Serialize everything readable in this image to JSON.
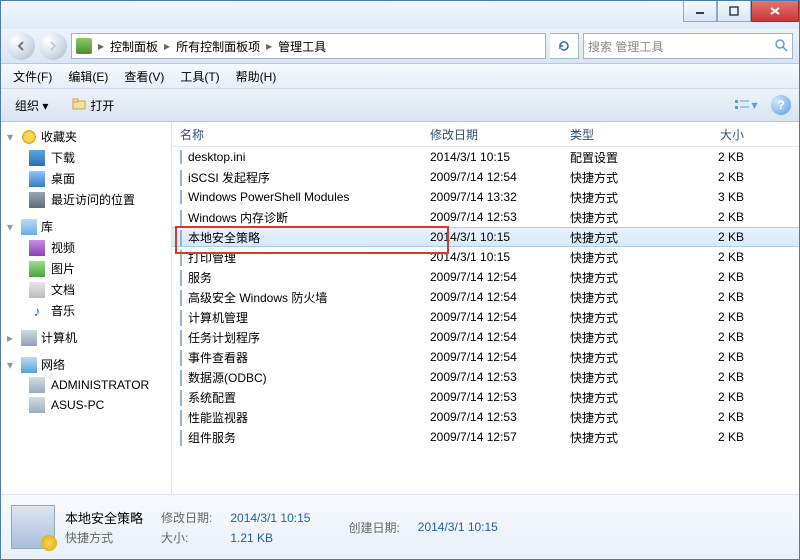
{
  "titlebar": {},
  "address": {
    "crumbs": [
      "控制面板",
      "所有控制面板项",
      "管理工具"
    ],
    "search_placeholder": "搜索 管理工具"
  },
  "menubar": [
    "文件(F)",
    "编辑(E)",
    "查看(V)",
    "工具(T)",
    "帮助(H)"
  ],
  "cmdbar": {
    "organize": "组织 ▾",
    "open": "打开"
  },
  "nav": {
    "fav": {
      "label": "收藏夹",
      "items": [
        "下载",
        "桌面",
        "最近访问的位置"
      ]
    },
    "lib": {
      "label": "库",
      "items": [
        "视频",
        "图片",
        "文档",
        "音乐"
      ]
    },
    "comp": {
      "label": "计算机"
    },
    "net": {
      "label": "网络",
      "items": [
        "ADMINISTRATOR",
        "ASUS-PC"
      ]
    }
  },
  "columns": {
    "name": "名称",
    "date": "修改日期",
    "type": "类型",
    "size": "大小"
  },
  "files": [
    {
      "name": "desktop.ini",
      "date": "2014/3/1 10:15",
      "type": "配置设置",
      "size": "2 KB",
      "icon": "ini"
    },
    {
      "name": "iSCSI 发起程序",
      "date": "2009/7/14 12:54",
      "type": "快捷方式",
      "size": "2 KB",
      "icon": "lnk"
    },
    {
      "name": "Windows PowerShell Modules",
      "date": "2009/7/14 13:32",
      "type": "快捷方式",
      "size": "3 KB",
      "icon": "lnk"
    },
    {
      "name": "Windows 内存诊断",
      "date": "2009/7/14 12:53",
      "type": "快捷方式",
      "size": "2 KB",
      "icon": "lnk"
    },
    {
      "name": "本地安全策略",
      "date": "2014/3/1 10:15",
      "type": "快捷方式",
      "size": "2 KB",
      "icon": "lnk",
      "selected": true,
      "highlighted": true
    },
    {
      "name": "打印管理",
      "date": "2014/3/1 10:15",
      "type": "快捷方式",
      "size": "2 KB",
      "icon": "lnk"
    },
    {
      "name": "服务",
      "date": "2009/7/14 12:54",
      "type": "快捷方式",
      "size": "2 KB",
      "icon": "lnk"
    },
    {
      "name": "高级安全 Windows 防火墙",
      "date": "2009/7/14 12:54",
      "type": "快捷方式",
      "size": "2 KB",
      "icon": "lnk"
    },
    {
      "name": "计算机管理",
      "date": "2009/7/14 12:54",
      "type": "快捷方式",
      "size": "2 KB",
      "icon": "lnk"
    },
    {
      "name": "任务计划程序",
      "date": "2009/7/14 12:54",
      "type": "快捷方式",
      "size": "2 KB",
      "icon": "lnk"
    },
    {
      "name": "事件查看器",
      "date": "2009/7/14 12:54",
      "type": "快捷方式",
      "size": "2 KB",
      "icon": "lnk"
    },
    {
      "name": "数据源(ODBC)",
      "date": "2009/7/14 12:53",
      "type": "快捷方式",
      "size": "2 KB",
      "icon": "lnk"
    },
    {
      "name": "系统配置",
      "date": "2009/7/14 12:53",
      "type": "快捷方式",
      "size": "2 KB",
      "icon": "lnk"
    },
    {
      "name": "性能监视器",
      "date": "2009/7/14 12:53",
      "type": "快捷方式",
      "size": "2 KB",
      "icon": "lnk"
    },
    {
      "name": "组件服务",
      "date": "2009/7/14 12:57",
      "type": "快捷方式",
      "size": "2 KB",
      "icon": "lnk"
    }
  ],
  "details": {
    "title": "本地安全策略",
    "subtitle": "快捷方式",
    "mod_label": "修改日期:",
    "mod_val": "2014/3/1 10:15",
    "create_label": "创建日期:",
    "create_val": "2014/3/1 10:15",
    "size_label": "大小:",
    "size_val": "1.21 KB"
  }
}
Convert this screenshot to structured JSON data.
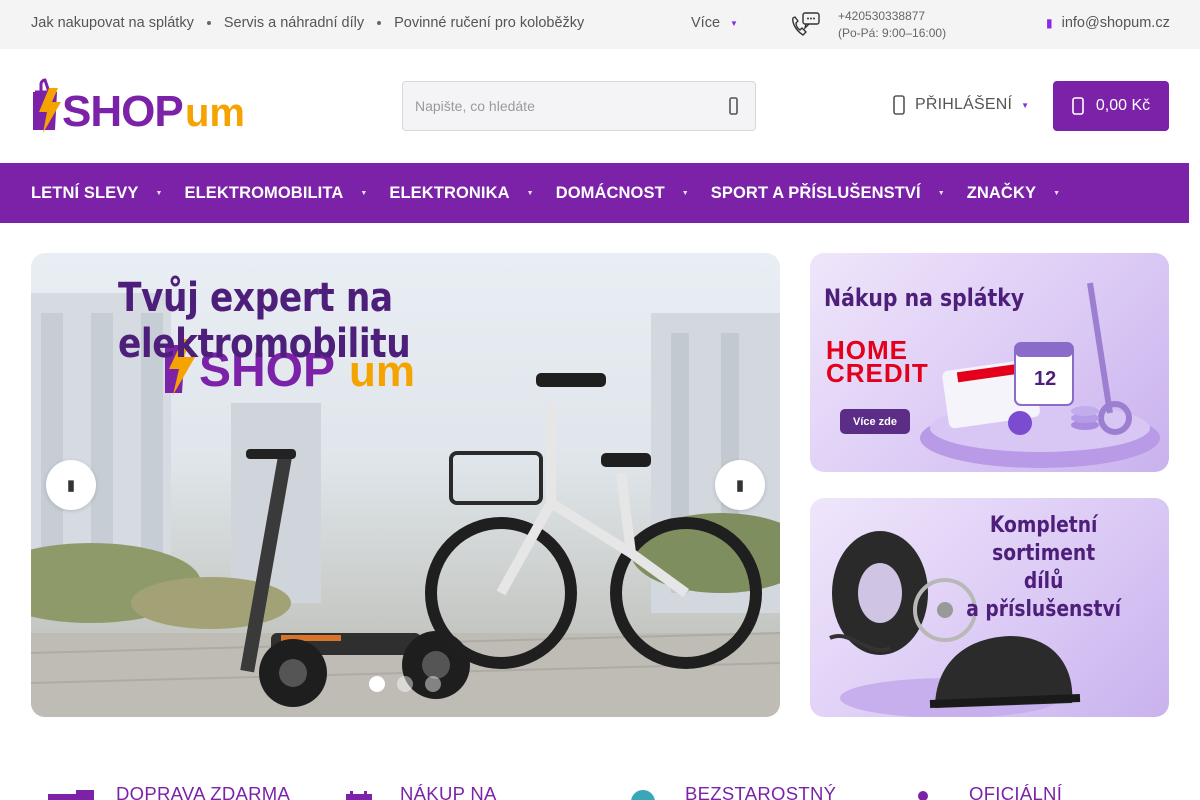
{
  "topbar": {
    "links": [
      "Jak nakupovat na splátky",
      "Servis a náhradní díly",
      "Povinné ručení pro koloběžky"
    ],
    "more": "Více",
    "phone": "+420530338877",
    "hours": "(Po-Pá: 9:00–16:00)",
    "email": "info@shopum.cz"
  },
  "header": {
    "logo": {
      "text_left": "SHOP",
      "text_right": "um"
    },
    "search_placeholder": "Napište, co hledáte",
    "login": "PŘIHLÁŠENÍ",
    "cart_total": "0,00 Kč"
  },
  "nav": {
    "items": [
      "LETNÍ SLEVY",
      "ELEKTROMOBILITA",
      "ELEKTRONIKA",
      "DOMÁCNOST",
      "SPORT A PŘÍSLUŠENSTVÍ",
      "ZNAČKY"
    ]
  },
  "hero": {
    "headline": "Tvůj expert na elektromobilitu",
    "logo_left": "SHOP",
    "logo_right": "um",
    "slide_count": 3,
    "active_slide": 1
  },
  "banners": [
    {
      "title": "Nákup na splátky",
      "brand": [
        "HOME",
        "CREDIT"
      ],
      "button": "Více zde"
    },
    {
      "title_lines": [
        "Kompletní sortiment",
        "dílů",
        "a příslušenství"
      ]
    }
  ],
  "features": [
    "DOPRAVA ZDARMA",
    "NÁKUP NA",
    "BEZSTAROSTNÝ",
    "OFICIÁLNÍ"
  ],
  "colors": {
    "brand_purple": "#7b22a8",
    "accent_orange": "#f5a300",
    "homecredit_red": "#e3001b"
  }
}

· · · ·

YOUR TASK —
State how many lines in the entries above include the word "this"; reply with the number alone.

THE OUTPUT —
2